[Dataset listings of figures]
#####

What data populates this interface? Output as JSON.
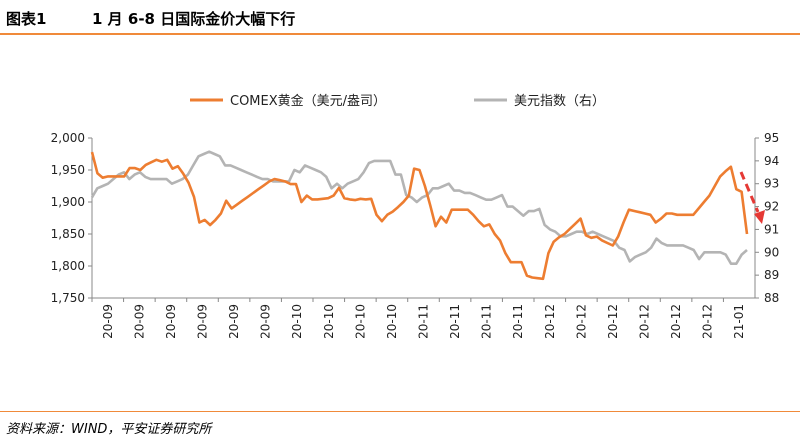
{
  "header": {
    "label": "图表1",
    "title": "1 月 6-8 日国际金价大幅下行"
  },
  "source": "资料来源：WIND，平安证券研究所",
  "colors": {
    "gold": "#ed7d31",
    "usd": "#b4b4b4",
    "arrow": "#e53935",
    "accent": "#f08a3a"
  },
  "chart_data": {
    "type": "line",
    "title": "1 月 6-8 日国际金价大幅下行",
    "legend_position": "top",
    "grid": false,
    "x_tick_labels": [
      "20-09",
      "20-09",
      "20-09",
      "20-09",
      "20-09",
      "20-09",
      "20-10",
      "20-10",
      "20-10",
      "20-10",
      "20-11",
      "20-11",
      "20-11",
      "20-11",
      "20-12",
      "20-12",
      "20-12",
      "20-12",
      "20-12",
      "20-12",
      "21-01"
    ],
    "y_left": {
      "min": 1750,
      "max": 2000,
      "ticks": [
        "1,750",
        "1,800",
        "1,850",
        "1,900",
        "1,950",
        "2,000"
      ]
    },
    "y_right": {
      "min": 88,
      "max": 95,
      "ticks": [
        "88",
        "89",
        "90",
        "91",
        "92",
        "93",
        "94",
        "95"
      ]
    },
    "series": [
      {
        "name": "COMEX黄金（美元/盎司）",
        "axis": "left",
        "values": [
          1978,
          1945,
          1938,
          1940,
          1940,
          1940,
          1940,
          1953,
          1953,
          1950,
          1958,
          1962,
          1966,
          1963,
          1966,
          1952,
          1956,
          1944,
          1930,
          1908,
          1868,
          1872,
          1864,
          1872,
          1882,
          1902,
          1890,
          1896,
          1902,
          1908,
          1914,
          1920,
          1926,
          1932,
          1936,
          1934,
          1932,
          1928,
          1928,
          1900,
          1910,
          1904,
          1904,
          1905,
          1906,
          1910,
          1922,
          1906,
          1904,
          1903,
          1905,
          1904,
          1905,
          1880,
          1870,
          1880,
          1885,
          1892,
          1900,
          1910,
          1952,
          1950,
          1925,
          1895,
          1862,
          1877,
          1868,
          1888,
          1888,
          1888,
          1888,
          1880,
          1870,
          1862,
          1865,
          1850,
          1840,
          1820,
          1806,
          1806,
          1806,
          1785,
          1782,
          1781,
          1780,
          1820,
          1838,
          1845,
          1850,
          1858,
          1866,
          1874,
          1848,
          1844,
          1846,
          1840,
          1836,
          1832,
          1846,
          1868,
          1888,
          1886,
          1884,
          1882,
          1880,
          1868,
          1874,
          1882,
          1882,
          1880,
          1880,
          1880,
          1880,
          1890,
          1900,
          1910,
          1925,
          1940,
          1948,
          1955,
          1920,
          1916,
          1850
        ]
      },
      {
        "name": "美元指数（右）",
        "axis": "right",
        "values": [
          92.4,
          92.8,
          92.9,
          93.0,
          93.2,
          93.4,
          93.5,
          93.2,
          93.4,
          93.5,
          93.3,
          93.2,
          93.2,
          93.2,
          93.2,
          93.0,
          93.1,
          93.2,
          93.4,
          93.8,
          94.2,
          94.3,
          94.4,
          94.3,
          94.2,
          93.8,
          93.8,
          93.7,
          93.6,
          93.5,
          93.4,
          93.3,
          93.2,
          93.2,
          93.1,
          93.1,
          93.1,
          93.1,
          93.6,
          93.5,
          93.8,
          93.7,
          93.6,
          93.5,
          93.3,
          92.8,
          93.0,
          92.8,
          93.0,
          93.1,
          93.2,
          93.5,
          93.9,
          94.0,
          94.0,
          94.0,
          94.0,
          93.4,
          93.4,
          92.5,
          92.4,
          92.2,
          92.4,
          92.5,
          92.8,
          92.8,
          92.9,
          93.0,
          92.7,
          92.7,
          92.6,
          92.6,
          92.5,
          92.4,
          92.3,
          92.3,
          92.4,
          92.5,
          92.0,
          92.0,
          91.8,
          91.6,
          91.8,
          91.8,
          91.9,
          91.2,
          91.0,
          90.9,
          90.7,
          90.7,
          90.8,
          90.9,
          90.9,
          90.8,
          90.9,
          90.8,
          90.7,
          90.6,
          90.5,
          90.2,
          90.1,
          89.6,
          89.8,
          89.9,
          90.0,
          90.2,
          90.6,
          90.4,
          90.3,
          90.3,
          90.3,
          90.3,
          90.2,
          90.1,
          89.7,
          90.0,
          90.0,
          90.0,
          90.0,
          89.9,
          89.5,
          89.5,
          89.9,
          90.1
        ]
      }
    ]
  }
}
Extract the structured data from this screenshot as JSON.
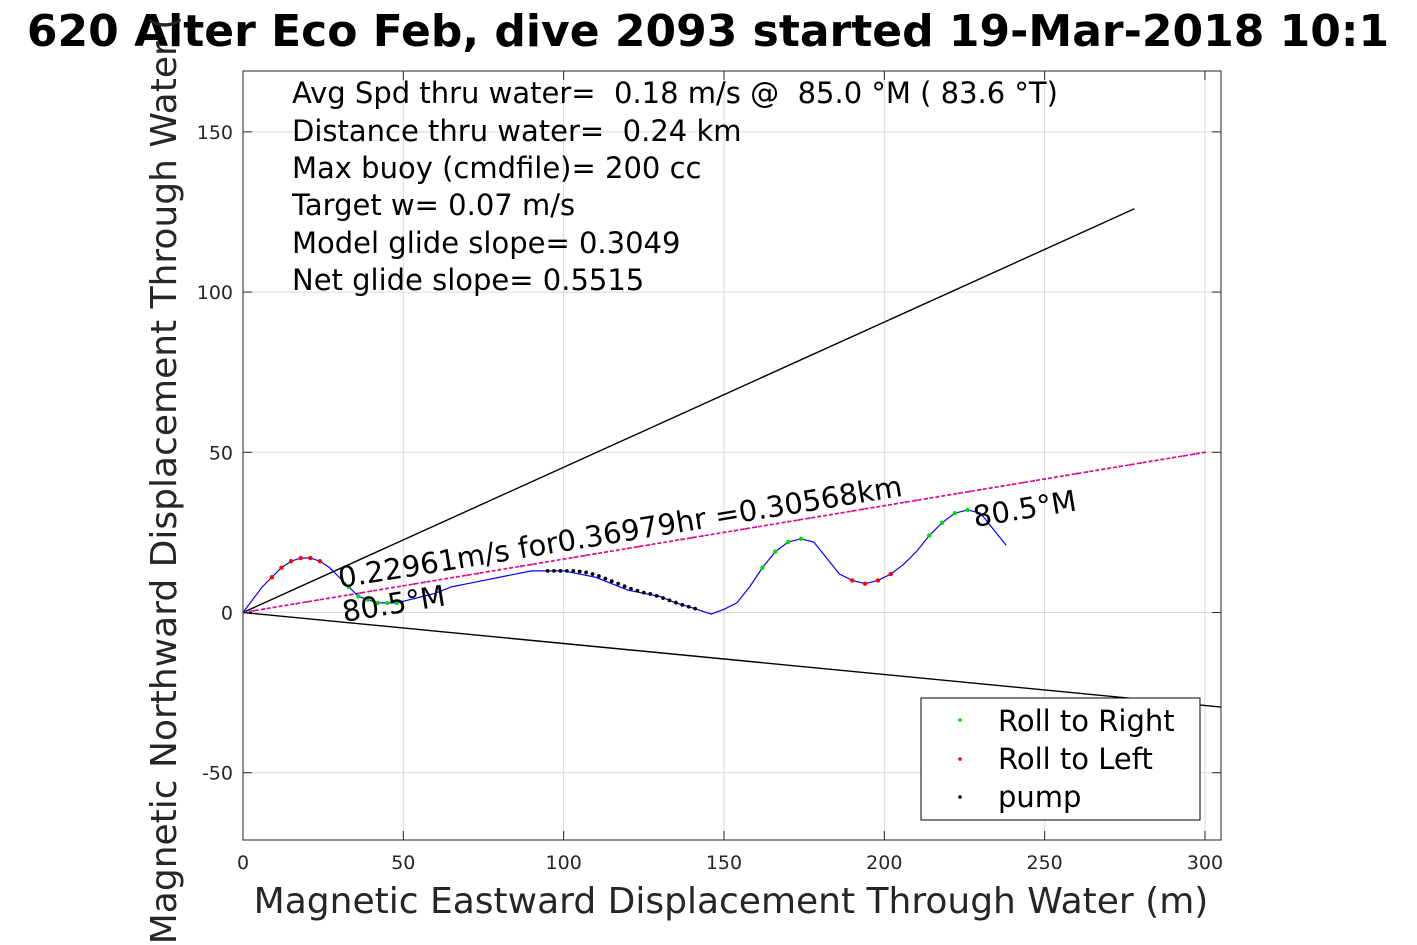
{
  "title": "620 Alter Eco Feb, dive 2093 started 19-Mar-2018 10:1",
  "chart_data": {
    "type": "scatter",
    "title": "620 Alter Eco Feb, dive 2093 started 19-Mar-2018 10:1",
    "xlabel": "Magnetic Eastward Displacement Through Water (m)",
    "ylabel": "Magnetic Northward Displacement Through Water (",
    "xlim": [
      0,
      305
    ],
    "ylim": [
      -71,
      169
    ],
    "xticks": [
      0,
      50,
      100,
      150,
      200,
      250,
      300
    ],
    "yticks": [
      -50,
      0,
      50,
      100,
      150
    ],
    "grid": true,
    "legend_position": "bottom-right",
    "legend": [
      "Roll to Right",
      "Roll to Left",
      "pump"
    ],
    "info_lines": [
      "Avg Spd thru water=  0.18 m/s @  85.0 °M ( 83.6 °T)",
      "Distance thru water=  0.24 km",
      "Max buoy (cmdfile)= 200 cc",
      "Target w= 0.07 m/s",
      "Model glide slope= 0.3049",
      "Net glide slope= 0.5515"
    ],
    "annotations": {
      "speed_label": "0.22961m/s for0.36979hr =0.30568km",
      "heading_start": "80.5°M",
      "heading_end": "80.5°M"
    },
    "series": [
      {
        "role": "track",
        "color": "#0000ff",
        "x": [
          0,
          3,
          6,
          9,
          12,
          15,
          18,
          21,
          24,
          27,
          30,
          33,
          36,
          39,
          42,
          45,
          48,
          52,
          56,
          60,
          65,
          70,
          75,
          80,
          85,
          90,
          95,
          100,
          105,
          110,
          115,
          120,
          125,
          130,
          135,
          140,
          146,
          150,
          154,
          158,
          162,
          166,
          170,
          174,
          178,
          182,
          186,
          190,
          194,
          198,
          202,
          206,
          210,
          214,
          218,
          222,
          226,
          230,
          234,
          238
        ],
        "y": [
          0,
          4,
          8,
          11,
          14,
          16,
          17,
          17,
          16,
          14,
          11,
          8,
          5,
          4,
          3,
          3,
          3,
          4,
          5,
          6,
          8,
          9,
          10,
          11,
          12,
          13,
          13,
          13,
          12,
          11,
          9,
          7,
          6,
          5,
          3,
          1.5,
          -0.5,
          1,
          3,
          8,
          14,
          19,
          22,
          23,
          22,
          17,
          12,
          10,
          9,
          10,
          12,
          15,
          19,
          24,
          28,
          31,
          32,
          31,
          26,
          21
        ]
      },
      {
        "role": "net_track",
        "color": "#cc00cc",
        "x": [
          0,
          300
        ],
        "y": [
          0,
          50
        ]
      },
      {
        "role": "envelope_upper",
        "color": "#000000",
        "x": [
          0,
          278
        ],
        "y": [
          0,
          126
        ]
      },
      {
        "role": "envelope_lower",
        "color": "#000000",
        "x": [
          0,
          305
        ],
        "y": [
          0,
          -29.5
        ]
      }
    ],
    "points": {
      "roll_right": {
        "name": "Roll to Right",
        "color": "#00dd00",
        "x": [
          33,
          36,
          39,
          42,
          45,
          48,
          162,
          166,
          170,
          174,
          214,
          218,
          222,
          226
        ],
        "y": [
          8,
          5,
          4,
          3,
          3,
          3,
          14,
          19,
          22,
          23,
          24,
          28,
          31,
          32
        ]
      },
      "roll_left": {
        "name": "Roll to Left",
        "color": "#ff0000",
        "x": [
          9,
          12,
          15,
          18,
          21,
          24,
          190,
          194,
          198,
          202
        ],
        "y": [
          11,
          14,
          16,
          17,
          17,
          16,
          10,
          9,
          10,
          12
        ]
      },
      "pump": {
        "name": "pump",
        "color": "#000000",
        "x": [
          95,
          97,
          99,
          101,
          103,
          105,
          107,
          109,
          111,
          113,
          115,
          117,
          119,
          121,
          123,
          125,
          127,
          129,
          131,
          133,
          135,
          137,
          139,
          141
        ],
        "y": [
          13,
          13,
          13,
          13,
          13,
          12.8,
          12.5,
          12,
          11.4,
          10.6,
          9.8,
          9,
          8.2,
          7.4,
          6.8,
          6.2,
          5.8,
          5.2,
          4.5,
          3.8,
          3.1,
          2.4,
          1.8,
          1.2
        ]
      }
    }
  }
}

#####

## Problem to solve
Go through the records above, find every line with the word "started", and list those lines.

## Exercise output
  "title": "620 Alter Eco Feb, dive 2093 started 19-Mar-2018 10:1",
    "title": "620 Alter Eco Feb, dive 2093 started 19-Mar-2018 10:1",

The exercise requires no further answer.